*EXERCISE*:
Where a line holds the word "本小题满分", copy that line.

[Source data]

╭──

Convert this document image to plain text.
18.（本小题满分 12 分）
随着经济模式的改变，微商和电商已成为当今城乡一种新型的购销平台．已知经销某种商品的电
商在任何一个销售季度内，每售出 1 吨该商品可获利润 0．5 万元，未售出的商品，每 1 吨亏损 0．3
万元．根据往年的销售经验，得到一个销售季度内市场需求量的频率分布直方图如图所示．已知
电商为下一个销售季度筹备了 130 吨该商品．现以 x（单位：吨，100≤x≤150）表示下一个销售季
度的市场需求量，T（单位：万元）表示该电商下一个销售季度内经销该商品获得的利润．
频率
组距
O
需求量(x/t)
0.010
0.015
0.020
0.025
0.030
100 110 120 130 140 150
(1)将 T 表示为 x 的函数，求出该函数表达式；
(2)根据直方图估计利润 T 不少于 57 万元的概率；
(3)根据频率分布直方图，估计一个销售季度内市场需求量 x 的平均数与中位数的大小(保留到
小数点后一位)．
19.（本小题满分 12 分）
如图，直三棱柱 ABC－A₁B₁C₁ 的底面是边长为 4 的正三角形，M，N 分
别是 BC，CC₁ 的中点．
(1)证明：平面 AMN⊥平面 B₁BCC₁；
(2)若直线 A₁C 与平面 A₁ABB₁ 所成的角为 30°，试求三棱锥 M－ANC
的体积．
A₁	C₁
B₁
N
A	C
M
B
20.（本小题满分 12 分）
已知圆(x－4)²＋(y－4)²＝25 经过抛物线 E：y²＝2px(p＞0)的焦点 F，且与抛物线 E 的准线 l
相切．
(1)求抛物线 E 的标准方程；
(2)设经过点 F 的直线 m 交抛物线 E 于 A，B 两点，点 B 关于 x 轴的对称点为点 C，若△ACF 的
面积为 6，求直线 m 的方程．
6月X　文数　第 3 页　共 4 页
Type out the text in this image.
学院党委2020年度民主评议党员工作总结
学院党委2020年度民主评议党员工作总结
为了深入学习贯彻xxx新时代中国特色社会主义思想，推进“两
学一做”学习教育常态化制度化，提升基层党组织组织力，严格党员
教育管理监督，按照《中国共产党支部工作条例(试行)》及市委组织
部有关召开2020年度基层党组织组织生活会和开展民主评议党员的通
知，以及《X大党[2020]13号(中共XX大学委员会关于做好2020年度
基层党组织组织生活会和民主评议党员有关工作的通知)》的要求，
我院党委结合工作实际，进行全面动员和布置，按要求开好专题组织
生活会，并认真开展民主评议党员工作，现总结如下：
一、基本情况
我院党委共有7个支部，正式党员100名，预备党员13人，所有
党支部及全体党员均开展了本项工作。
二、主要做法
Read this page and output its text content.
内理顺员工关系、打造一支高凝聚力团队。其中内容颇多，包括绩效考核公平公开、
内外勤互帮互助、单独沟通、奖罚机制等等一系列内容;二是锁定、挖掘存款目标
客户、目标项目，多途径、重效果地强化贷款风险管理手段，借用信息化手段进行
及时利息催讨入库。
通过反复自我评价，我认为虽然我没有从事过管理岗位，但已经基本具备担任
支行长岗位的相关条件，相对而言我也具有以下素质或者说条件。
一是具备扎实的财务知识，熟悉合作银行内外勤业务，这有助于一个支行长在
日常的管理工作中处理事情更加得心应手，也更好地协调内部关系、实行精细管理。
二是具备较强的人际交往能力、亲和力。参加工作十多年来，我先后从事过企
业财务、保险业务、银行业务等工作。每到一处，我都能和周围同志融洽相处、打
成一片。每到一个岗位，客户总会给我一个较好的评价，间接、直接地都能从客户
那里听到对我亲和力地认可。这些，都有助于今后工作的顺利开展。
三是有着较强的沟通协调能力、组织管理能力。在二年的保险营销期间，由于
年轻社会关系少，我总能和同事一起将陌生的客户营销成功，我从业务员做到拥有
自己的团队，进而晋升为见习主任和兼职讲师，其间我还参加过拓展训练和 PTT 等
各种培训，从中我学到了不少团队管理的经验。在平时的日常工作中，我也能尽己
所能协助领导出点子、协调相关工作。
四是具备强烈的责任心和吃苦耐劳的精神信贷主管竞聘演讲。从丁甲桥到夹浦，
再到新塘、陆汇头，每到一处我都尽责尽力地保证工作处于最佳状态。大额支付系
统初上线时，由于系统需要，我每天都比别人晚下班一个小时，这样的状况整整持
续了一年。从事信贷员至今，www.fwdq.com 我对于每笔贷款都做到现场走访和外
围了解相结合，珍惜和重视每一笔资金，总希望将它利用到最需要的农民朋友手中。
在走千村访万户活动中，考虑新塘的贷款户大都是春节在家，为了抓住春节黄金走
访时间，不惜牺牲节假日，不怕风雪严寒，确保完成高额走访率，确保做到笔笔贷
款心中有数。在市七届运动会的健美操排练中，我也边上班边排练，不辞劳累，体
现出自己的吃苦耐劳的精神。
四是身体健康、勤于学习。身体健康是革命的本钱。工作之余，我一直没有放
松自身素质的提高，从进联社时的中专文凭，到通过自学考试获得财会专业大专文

╰──

*RESPONSE TO THIS TASK*:
18.（本小题满分 12 分）
19.（本小题满分 12 分）
20.（本小题满分 12 分）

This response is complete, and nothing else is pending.